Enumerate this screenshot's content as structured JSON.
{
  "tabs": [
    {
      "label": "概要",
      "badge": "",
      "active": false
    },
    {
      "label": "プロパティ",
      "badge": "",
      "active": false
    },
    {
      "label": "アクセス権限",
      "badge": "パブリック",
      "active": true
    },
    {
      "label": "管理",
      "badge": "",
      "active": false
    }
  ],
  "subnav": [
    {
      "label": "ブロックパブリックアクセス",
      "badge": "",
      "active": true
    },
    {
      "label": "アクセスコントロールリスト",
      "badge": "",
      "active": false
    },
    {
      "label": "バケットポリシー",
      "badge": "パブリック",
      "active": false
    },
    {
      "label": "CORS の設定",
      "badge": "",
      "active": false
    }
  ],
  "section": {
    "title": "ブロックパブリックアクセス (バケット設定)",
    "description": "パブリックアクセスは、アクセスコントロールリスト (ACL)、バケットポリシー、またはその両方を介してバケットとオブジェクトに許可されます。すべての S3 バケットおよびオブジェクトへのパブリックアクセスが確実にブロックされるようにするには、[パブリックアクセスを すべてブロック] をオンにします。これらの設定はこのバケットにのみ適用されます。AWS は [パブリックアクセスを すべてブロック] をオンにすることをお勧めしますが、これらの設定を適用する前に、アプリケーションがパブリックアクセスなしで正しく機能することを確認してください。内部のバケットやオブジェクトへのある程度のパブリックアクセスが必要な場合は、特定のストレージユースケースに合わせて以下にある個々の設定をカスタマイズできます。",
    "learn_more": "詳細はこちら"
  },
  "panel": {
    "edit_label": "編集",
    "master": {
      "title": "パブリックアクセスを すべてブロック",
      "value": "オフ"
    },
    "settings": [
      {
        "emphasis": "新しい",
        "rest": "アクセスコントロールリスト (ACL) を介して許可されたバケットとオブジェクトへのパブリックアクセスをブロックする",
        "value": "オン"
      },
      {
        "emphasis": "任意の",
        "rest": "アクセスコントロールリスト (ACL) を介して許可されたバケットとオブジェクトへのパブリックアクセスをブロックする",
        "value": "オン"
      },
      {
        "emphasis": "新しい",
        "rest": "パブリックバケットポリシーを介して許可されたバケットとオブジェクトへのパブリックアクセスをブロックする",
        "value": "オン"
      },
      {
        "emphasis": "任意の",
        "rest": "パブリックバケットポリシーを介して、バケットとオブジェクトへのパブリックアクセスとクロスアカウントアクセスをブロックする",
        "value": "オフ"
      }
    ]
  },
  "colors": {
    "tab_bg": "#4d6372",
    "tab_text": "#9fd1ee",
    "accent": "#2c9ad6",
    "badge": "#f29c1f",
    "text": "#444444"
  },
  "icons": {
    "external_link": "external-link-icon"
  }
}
* * * * *
**TASK GOAL:**
Restate every line of the data word for word.

**TASK OUTPUT:**
Enumerate this screenshot's content as structured JSON.
{
  "tabs": [
    {
      "label": "概要",
      "badge": "",
      "active": false
    },
    {
      "label": "プロパティ",
      "badge": "",
      "active": false
    },
    {
      "label": "アクセス権限",
      "badge": "パブリック",
      "active": true
    },
    {
      "label": "管理",
      "badge": "",
      "active": false
    }
  ],
  "subnav": [
    {
      "label": "ブロックパブリックアクセス",
      "badge": "",
      "active": true
    },
    {
      "label": "アクセスコントロールリスト",
      "badge": "",
      "active": false
    },
    {
      "label": "バケットポリシー",
      "badge": "パブリック",
      "active": false
    },
    {
      "label": "CORS の設定",
      "badge": "",
      "active": false
    }
  ],
  "section": {
    "title": "ブロックパブリックアクセス (バケット設定)",
    "description": "パブリックアクセスは、アクセスコントロールリスト (ACL)、バケットポリシー、またはその両方を介してバケットとオブジェクトに許可されます。すべての S3 バケットおよびオブジェクトへのパブリックアクセスが確実にブロックされるようにするには、[パブリックアクセスを すべてブロック] をオンにします。これらの設定はこのバケットにのみ適用されます。AWS は [パブリックアクセスを すべてブロック] をオンにすることをお勧めしますが、これらの設定を適用する前に、アプリケーションがパブリックアクセスなしで正しく機能することを確認してください。内部のバケットやオブジェクトへのある程度のパブリックアクセスが必要な場合は、特定のストレージユースケースに合わせて以下にある個々の設定をカスタマイズできます。",
    "learn_more": "詳細はこちら"
  },
  "panel": {
    "edit_label": "編集",
    "master": {
      "title": "パブリックアクセスを すべてブロック",
      "value": "オフ"
    },
    "settings": [
      {
        "emphasis": "新しい",
        "rest": "アクセスコントロールリスト (ACL) を介して許可されたバケットとオブジェクトへのパブリックアクセスをブロックする",
        "value": "オン"
      },
      {
        "emphasis": "任意の",
        "rest": "アクセスコントロールリスト (ACL) を介して許可されたバケットとオブジェクトへのパブリックアクセスをブロックする",
        "value": "オン"
      },
      {
        "emphasis": "新しい",
        "rest": "パブリックバケットポリシーを介して許可されたバケットとオブジェクトへのパブリックアクセスをブロックする",
        "value": "オン"
      },
      {
        "emphasis": "任意の",
        "rest": "パブリックバケットポリシーを介して、バケットとオブジェクトへのパブリックアクセスとクロスアカウントアクセスをブロックする",
        "value": "オフ"
      }
    ]
  },
  "colors": {
    "tab_bg": "#4d6372",
    "tab_text": "#9fd1ee",
    "accent": "#2c9ad6",
    "badge": "#f29c1f",
    "text": "#444444"
  },
  "icons": {
    "external_link": "external-link-icon"
  }
}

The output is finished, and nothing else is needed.